Description of the task: Select every line holding the word "content" and copy it.

Records supplied:
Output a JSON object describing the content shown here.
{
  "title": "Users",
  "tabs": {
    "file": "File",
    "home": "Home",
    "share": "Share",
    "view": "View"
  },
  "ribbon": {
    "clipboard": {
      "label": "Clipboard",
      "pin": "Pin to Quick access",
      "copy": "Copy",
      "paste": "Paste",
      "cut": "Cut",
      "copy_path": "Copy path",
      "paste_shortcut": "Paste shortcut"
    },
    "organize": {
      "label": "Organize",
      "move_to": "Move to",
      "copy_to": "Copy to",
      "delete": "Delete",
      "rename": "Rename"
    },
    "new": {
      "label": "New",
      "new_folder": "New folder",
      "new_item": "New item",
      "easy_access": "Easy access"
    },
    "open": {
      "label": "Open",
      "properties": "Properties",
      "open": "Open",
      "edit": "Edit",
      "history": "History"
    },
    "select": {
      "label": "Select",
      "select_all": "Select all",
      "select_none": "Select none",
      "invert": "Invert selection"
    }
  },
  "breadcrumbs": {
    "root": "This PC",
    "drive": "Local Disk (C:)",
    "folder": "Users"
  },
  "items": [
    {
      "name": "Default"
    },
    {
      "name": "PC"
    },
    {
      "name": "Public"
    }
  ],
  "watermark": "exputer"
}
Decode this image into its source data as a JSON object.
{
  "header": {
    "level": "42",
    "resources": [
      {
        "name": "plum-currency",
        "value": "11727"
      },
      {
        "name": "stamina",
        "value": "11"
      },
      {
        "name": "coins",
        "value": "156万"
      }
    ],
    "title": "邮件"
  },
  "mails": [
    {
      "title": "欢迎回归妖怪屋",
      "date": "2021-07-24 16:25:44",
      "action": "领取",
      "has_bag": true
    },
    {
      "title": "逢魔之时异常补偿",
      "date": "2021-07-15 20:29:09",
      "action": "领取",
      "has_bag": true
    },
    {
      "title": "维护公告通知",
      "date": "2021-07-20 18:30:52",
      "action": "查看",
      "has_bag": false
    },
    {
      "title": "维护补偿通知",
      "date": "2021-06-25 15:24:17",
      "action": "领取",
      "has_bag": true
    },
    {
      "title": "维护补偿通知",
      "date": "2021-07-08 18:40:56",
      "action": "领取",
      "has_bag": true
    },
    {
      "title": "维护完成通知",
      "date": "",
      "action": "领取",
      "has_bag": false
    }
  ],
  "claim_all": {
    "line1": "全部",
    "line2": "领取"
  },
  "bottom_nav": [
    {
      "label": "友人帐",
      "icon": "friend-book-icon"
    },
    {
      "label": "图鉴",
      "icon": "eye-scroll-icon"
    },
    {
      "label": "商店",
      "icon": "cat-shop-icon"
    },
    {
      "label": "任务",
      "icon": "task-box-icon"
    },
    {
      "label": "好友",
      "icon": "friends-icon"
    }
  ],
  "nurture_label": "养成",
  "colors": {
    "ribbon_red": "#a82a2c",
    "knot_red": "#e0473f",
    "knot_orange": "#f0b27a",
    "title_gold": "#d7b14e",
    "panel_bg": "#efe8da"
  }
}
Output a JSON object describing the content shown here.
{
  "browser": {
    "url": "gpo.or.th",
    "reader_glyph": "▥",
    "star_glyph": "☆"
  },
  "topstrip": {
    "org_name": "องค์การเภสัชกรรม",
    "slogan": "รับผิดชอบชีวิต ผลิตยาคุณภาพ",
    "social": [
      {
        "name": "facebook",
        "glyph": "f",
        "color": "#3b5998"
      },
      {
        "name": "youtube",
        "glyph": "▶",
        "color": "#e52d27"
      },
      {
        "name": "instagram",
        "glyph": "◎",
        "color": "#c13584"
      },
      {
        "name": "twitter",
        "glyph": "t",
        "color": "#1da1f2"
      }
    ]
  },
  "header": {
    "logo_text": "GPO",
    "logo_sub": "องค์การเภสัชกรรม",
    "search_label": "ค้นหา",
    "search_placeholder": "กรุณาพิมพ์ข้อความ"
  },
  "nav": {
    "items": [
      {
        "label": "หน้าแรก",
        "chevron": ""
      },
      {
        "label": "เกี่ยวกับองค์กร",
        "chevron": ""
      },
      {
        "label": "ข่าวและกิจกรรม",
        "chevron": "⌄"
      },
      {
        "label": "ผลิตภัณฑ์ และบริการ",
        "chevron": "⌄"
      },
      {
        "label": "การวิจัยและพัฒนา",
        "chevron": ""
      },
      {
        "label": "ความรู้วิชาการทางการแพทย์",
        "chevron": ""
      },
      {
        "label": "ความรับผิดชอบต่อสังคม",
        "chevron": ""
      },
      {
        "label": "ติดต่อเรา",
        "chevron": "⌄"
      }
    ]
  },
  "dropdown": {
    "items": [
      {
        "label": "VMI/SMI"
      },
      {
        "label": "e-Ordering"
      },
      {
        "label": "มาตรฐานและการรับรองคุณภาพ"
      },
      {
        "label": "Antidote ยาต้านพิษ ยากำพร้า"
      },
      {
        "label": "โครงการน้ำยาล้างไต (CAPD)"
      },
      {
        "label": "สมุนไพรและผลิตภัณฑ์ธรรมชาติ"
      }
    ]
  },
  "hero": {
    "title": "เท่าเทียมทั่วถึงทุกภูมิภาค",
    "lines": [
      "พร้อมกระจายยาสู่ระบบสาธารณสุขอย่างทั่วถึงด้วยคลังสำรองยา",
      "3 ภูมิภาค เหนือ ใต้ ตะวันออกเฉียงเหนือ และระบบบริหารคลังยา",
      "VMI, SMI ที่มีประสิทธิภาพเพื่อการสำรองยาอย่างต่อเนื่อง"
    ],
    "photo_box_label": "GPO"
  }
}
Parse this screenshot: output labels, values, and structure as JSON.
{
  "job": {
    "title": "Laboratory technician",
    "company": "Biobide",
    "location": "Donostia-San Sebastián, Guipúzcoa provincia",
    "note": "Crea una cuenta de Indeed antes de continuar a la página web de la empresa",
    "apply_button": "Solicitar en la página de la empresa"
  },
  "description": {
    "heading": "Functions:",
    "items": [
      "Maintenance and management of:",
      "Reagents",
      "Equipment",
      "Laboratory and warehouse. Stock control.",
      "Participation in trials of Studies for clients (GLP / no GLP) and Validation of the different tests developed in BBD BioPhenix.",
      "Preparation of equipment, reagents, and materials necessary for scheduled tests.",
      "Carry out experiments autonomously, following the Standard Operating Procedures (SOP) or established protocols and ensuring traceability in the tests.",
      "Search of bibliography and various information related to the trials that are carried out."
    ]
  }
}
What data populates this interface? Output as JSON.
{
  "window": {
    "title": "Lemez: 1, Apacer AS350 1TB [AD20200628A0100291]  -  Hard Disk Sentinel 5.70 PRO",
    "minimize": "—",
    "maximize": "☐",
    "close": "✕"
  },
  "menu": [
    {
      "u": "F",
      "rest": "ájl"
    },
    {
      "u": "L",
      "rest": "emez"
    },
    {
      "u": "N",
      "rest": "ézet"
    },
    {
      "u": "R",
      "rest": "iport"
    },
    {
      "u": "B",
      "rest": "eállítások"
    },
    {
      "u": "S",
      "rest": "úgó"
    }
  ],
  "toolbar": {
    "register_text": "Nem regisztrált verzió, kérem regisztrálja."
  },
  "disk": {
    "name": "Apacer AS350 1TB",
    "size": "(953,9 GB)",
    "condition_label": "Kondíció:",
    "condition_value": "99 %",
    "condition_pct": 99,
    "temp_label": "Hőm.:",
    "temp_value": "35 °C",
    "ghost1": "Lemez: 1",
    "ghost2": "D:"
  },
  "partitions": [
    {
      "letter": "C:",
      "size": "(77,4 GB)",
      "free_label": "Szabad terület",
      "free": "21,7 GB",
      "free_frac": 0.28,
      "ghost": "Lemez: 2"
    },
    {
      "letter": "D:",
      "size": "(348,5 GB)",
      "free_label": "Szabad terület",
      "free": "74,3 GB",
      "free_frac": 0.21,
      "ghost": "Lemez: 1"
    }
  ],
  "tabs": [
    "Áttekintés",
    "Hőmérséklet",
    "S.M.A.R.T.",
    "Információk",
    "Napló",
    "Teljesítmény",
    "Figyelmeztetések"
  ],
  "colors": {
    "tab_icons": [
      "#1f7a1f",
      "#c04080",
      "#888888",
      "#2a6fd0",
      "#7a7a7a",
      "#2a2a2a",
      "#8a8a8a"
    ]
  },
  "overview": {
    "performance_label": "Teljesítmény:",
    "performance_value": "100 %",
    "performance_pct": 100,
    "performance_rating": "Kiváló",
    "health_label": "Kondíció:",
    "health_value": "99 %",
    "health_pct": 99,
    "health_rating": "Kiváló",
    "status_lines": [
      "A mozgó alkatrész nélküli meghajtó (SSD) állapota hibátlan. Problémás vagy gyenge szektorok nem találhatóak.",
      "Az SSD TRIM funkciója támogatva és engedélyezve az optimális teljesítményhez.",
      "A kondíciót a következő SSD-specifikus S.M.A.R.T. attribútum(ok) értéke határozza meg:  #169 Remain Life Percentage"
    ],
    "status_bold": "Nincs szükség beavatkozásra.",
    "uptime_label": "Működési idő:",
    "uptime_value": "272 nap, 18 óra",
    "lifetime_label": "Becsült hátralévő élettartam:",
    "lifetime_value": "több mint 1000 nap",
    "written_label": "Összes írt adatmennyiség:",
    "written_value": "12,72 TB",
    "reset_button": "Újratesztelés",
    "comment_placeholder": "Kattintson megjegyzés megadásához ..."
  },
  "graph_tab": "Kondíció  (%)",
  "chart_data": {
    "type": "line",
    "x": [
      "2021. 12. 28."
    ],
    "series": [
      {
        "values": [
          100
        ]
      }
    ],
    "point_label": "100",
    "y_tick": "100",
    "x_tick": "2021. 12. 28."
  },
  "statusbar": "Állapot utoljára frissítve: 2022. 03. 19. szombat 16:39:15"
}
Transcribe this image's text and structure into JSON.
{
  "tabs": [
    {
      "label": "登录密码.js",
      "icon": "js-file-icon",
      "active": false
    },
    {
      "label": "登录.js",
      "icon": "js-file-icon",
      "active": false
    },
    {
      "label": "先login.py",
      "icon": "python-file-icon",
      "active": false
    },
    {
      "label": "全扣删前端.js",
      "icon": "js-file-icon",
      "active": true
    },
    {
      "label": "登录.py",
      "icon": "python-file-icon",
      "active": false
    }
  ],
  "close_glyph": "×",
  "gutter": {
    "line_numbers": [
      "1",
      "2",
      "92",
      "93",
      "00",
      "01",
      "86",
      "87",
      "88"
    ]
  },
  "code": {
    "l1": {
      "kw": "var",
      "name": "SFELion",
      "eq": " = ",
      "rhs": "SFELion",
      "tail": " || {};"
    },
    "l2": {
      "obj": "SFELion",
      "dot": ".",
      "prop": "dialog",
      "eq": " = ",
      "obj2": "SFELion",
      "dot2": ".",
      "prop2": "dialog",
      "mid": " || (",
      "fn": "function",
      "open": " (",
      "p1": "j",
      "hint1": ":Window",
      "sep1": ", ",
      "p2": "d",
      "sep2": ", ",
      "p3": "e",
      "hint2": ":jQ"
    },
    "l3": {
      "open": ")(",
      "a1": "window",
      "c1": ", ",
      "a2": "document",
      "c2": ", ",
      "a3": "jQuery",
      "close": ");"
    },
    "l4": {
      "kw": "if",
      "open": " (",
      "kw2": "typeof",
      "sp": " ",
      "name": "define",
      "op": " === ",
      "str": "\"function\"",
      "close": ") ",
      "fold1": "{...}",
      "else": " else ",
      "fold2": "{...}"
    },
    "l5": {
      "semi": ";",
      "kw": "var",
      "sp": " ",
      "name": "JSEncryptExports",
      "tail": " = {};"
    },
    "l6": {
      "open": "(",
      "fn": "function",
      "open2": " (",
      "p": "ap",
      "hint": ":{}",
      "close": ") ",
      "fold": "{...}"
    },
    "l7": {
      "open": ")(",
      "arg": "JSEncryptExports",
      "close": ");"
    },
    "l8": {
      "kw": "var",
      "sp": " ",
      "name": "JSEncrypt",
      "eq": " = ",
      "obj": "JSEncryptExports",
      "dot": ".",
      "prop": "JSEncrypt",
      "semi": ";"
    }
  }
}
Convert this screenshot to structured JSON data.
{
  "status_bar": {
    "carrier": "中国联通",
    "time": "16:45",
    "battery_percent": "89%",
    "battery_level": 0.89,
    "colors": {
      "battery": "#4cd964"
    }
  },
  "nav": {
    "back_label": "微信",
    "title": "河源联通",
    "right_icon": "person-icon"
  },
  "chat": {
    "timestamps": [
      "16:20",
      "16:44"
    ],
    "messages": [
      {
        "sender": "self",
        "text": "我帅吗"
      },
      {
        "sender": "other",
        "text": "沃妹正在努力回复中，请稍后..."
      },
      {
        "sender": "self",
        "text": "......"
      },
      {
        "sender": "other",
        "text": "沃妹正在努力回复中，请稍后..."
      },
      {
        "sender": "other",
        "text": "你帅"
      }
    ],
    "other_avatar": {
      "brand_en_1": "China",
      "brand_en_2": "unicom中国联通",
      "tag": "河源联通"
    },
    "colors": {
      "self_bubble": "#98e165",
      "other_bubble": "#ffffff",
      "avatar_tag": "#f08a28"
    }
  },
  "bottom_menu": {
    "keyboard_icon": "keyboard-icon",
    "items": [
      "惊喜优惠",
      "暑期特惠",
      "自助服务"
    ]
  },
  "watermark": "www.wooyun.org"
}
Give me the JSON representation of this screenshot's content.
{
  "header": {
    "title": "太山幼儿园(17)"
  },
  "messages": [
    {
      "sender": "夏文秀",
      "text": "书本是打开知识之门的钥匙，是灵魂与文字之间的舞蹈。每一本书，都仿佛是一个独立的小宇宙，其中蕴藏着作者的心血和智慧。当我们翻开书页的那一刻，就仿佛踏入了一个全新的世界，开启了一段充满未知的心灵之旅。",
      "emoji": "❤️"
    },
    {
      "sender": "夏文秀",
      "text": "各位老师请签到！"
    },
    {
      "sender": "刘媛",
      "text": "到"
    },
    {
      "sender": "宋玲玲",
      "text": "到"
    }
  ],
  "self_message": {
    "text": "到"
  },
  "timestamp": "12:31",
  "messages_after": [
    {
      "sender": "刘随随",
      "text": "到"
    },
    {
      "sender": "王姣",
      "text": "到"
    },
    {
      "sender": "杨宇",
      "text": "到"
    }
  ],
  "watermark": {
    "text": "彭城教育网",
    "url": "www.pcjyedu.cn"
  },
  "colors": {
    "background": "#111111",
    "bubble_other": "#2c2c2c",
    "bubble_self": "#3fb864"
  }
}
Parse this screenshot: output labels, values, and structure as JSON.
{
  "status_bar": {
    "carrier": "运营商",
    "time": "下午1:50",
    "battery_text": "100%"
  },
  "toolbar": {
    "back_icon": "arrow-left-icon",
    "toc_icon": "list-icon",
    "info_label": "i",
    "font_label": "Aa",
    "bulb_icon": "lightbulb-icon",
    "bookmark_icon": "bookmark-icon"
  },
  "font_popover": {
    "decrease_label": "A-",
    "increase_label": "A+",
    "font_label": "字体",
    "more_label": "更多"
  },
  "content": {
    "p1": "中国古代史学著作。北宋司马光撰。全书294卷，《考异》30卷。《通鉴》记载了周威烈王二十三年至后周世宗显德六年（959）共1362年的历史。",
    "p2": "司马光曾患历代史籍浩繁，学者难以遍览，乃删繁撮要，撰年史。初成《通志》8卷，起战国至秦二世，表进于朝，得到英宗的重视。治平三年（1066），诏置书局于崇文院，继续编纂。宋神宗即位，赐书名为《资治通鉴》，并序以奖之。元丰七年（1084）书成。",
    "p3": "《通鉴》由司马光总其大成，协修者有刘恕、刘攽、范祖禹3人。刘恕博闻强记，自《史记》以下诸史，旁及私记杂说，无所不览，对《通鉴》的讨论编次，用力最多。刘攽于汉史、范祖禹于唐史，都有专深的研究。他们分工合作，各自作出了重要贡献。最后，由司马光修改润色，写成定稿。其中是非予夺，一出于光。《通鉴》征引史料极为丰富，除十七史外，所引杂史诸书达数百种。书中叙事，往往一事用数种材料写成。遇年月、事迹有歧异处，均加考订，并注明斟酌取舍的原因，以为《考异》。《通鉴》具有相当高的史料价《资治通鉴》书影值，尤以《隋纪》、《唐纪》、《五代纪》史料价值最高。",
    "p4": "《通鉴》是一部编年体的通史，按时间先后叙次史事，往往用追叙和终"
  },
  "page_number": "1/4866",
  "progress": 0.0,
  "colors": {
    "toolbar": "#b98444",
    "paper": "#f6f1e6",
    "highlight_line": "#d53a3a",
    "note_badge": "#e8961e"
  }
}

Full output:
Output a JSON object describing the content shown here.
Output a JSON object describing the content shown here.
Give me the JSON representation of this screenshot's content.
  "content": {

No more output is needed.